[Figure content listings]
^^^^^^^^

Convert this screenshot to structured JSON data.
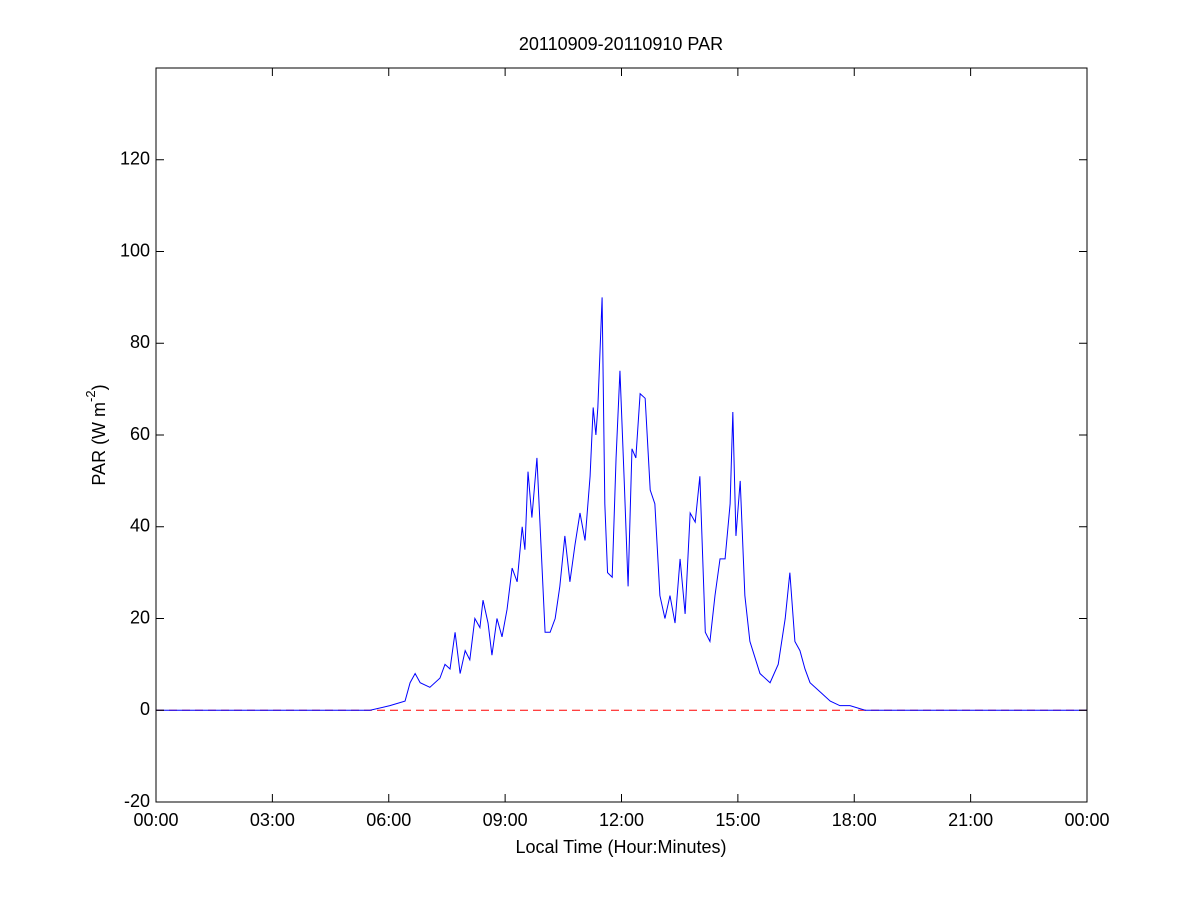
{
  "chart_data": {
    "type": "line",
    "title": "20110909-20110910 PAR",
    "xlabel": "Local Time (Hour:Minutes)",
    "ylabel": [
      "PAR (W m",
      "-2",
      ")"
    ],
    "xlim": [
      0,
      24
    ],
    "xticks": [
      {
        "value": 0,
        "label": "00:00"
      },
      {
        "value": 3,
        "label": "03:00"
      },
      {
        "value": 6,
        "label": "06:00"
      },
      {
        "value": 9,
        "label": "09:00"
      },
      {
        "value": 12,
        "label": "12:00"
      },
      {
        "value": 15,
        "label": "15:00"
      },
      {
        "value": 18,
        "label": "18:00"
      },
      {
        "value": 21,
        "label": "21:00"
      },
      {
        "value": 24,
        "label": "00:00"
      }
    ],
    "ylim": [
      -20,
      140
    ],
    "yticks": [
      -20,
      0,
      20,
      40,
      60,
      80,
      100,
      120
    ],
    "grid": false,
    "reference_line": {
      "value": 0,
      "color": "#ff0000"
    },
    "series": [
      {
        "color": "#0000ff",
        "x": [
          0,
          5.52,
          6.03,
          6.42,
          6.55,
          6.68,
          6.81,
          7.06,
          7.32,
          7.45,
          7.58,
          7.71,
          7.84,
          7.97,
          8.09,
          8.22,
          8.35,
          8.43,
          8.56,
          8.66,
          8.79,
          8.92,
          9.05,
          9.18,
          9.31,
          9.44,
          9.51,
          9.59,
          9.69,
          9.82,
          9.93,
          10.03,
          10.16,
          10.29,
          10.41,
          10.54,
          10.67,
          10.8,
          10.93,
          11.06,
          11.19,
          11.27,
          11.34,
          11.39,
          11.5,
          11.57,
          11.64,
          11.76,
          11.86,
          11.96,
          12.07,
          12.17,
          12.27,
          12.37,
          12.48,
          12.61,
          12.74,
          12.86,
          12.99,
          13.12,
          13.25,
          13.38,
          13.51,
          13.64,
          13.77,
          13.9,
          14.02,
          14.16,
          14.28,
          14.41,
          14.54,
          14.67,
          14.8,
          14.87,
          14.95,
          15.06,
          15.18,
          15.31,
          15.57,
          15.83,
          16.04,
          16.22,
          16.34,
          16.47,
          16.6,
          16.73,
          16.86,
          17.12,
          17.38,
          17.63,
          17.89,
          18.28,
          24
        ],
        "values": [
          0,
          0,
          1,
          2,
          6,
          8,
          6,
          5,
          7,
          10,
          9,
          17,
          8,
          13,
          11,
          20,
          18,
          24,
          19,
          12,
          20,
          16,
          22,
          31,
          28,
          40,
          35,
          52,
          42,
          55,
          35,
          17,
          17,
          20,
          27,
          38,
          28,
          36,
          43,
          37,
          51,
          66,
          60,
          66,
          90,
          45,
          30,
          29,
          55,
          74,
          50,
          27,
          57,
          55,
          69,
          68,
          48,
          45,
          25,
          20,
          25,
          19,
          33,
          21,
          43,
          41,
          51,
          17,
          15,
          25,
          33,
          33,
          45,
          65,
          38,
          50,
          25,
          15,
          8,
          6,
          10,
          20,
          30,
          15,
          13,
          9,
          6,
          4,
          2,
          1,
          1,
          0,
          0
        ]
      }
    ]
  }
}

^^^^^^^^

WHAT TO PRODUCE - Can you retype every record above exactly, leaving out the pictures?

ANSWER TO THE TASK -
Convert this screenshot to structured JSON data.
{
  "chart_data": {
    "type": "line",
    "title": "20110909-20110910 PAR",
    "xlabel": "Local Time (Hour:Minutes)",
    "ylabel": [
      "PAR (W m",
      "-2",
      ")"
    ],
    "xlim": [
      0,
      24
    ],
    "xticks": [
      {
        "value": 0,
        "label": "00:00"
      },
      {
        "value": 3,
        "label": "03:00"
      },
      {
        "value": 6,
        "label": "06:00"
      },
      {
        "value": 9,
        "label": "09:00"
      },
      {
        "value": 12,
        "label": "12:00"
      },
      {
        "value": 15,
        "label": "15:00"
      },
      {
        "value": 18,
        "label": "18:00"
      },
      {
        "value": 21,
        "label": "21:00"
      },
      {
        "value": 24,
        "label": "00:00"
      }
    ],
    "ylim": [
      -20,
      140
    ],
    "yticks": [
      -20,
      0,
      20,
      40,
      60,
      80,
      100,
      120
    ],
    "grid": false,
    "reference_line": {
      "value": 0,
      "color": "#ff0000"
    },
    "series": [
      {
        "color": "#0000ff",
        "x": [
          0,
          5.52,
          6.03,
          6.42,
          6.55,
          6.68,
          6.81,
          7.06,
          7.32,
          7.45,
          7.58,
          7.71,
          7.84,
          7.97,
          8.09,
          8.22,
          8.35,
          8.43,
          8.56,
          8.66,
          8.79,
          8.92,
          9.05,
          9.18,
          9.31,
          9.44,
          9.51,
          9.59,
          9.69,
          9.82,
          9.93,
          10.03,
          10.16,
          10.29,
          10.41,
          10.54,
          10.67,
          10.8,
          10.93,
          11.06,
          11.19,
          11.27,
          11.34,
          11.39,
          11.5,
          11.57,
          11.64,
          11.76,
          11.86,
          11.96,
          12.07,
          12.17,
          12.27,
          12.37,
          12.48,
          12.61,
          12.74,
          12.86,
          12.99,
          13.12,
          13.25,
          13.38,
          13.51,
          13.64,
          13.77,
          13.9,
          14.02,
          14.16,
          14.28,
          14.41,
          14.54,
          14.67,
          14.8,
          14.87,
          14.95,
          15.06,
          15.18,
          15.31,
          15.57,
          15.83,
          16.04,
          16.22,
          16.34,
          16.47,
          16.6,
          16.73,
          16.86,
          17.12,
          17.38,
          17.63,
          17.89,
          18.28,
          24
        ],
        "values": [
          0,
          0,
          1,
          2,
          6,
          8,
          6,
          5,
          7,
          10,
          9,
          17,
          8,
          13,
          11,
          20,
          18,
          24,
          19,
          12,
          20,
          16,
          22,
          31,
          28,
          40,
          35,
          52,
          42,
          55,
          35,
          17,
          17,
          20,
          27,
          38,
          28,
          36,
          43,
          37,
          51,
          66,
          60,
          66,
          90,
          45,
          30,
          29,
          55,
          74,
          50,
          27,
          57,
          55,
          69,
          68,
          48,
          45,
          25,
          20,
          25,
          19,
          33,
          21,
          43,
          41,
          51,
          17,
          15,
          25,
          33,
          33,
          45,
          65,
          38,
          50,
          25,
          15,
          8,
          6,
          10,
          20,
          30,
          15,
          13,
          9,
          6,
          4,
          2,
          1,
          1,
          0,
          0
        ]
      }
    ]
  }
}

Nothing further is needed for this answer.